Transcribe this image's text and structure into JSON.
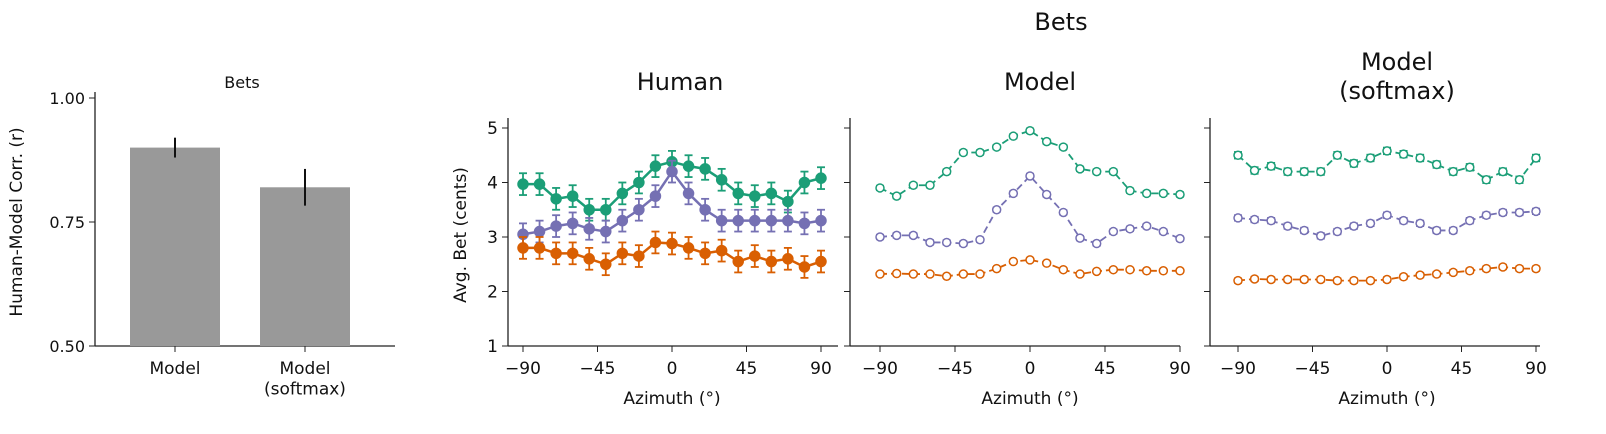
{
  "suptitle": "Bets",
  "chart_data": [
    {
      "type": "bar",
      "title": "Bets",
      "ylabel": "Human-Model Corr. (r)",
      "ylim": [
        0.5,
        1.0
      ],
      "yticks": [
        "0.50",
        "0.75",
        "1.00"
      ],
      "categories": [
        "Model",
        "Model\n(softmax)"
      ],
      "values": [
        0.9,
        0.82
      ],
      "errors": [
        0.02,
        0.037
      ],
      "color": "#999999"
    },
    {
      "type": "line",
      "title": "Human",
      "xlabel": "Azimuth (°)",
      "ylabel": "Avg. Bet (cents)",
      "ylim": [
        1,
        5.2
      ],
      "xlim": [
        -98,
        98
      ],
      "xticks": [
        "−90",
        "−45",
        "0",
        "45",
        "90"
      ],
      "yticks": [
        "1",
        "2",
        "3",
        "4",
        "5"
      ],
      "marker": "filled-circle",
      "linestyle": "solid",
      "x": [
        -90,
        -80,
        -70,
        -60,
        -50,
        -40,
        -30,
        -20,
        -10,
        0,
        10,
        20,
        30,
        40,
        50,
        60,
        70,
        80,
        90
      ],
      "series": [
        {
          "color": "#1b9e77",
          "values": [
            3.97,
            3.97,
            3.7,
            3.75,
            3.5,
            3.5,
            3.8,
            4.0,
            4.3,
            4.38,
            4.3,
            4.25,
            4.05,
            3.8,
            3.75,
            3.8,
            3.65,
            4.0,
            4.08
          ],
          "error": 0.2
        },
        {
          "color": "#7570b3",
          "values": [
            3.05,
            3.1,
            3.2,
            3.25,
            3.15,
            3.1,
            3.3,
            3.5,
            3.75,
            4.2,
            3.8,
            3.5,
            3.3,
            3.3,
            3.3,
            3.3,
            3.3,
            3.25,
            3.3
          ],
          "error": 0.2
        },
        {
          "color": "#d95f02",
          "values": [
            2.8,
            2.8,
            2.7,
            2.7,
            2.6,
            2.5,
            2.7,
            2.65,
            2.9,
            2.88,
            2.8,
            2.7,
            2.75,
            2.55,
            2.65,
            2.55,
            2.6,
            2.45,
            2.55
          ],
          "error": 0.2
        }
      ]
    },
    {
      "type": "line",
      "title": "Model",
      "xlabel": "Azimuth (°)",
      "ylim": [
        1,
        5.2
      ],
      "xlim": [
        -98,
        98
      ],
      "xticks": [
        "−90",
        "−45",
        "0",
        "45",
        "90"
      ],
      "marker": "open-circle",
      "linestyle": "dashed",
      "x": [
        -90,
        -80,
        -70,
        -60,
        -50,
        -40,
        -30,
        -20,
        -10,
        0,
        10,
        20,
        30,
        40,
        50,
        60,
        70,
        80,
        90
      ],
      "series": [
        {
          "color": "#1b9e77",
          "values": [
            3.9,
            3.75,
            3.95,
            3.95,
            4.2,
            4.55,
            4.55,
            4.65,
            4.85,
            4.95,
            4.75,
            4.65,
            4.25,
            4.2,
            4.2,
            3.85,
            3.8,
            3.8,
            3.78
          ],
          "error": 0.04
        },
        {
          "color": "#7570b3",
          "values": [
            3.0,
            3.03,
            3.03,
            2.9,
            2.9,
            2.88,
            2.95,
            3.5,
            3.8,
            4.12,
            3.78,
            3.45,
            2.98,
            2.88,
            3.1,
            3.15,
            3.2,
            3.1,
            2.97
          ],
          "error": 0.04
        },
        {
          "color": "#d95f02",
          "values": [
            2.32,
            2.33,
            2.32,
            2.32,
            2.28,
            2.32,
            2.32,
            2.42,
            2.55,
            2.58,
            2.52,
            2.4,
            2.32,
            2.37,
            2.4,
            2.4,
            2.38,
            2.38,
            2.38
          ],
          "error": 0.03
        }
      ]
    },
    {
      "type": "line",
      "title": "Model\n(softmax)",
      "xlabel": "Azimuth (°)",
      "ylim": [
        1,
        5.2
      ],
      "xlim": [
        -98,
        98
      ],
      "xticks": [
        "−90",
        "−45",
        "0",
        "45",
        "90"
      ],
      "marker": "open-circle",
      "linestyle": "dashed",
      "x": [
        -90,
        -80,
        -70,
        -60,
        -50,
        -40,
        -30,
        -20,
        -10,
        0,
        10,
        20,
        30,
        40,
        50,
        60,
        70,
        80,
        90
      ],
      "series": [
        {
          "color": "#1b9e77",
          "values": [
            4.5,
            4.22,
            4.3,
            4.2,
            4.2,
            4.2,
            4.5,
            4.35,
            4.45,
            4.58,
            4.52,
            4.45,
            4.33,
            4.2,
            4.28,
            4.05,
            4.2,
            4.05,
            4.45
          ],
          "error": 0.06
        },
        {
          "color": "#7570b3",
          "values": [
            3.35,
            3.32,
            3.3,
            3.2,
            3.12,
            3.02,
            3.1,
            3.2,
            3.25,
            3.4,
            3.3,
            3.25,
            3.12,
            3.12,
            3.3,
            3.4,
            3.45,
            3.45,
            3.47
          ],
          "error": 0.05
        },
        {
          "color": "#d95f02",
          "values": [
            2.2,
            2.23,
            2.22,
            2.22,
            2.22,
            2.22,
            2.2,
            2.2,
            2.2,
            2.22,
            2.27,
            2.3,
            2.32,
            2.35,
            2.38,
            2.42,
            2.45,
            2.42,
            2.42
          ],
          "error": 0.04
        }
      ]
    }
  ]
}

PROBLEM STATEMENT: In the entries above, find every line with the word "softmax" and list it.

EXERCISE OUTPUT:
        "Model\n(softmax)"
      "title": "Model\n(softmax)",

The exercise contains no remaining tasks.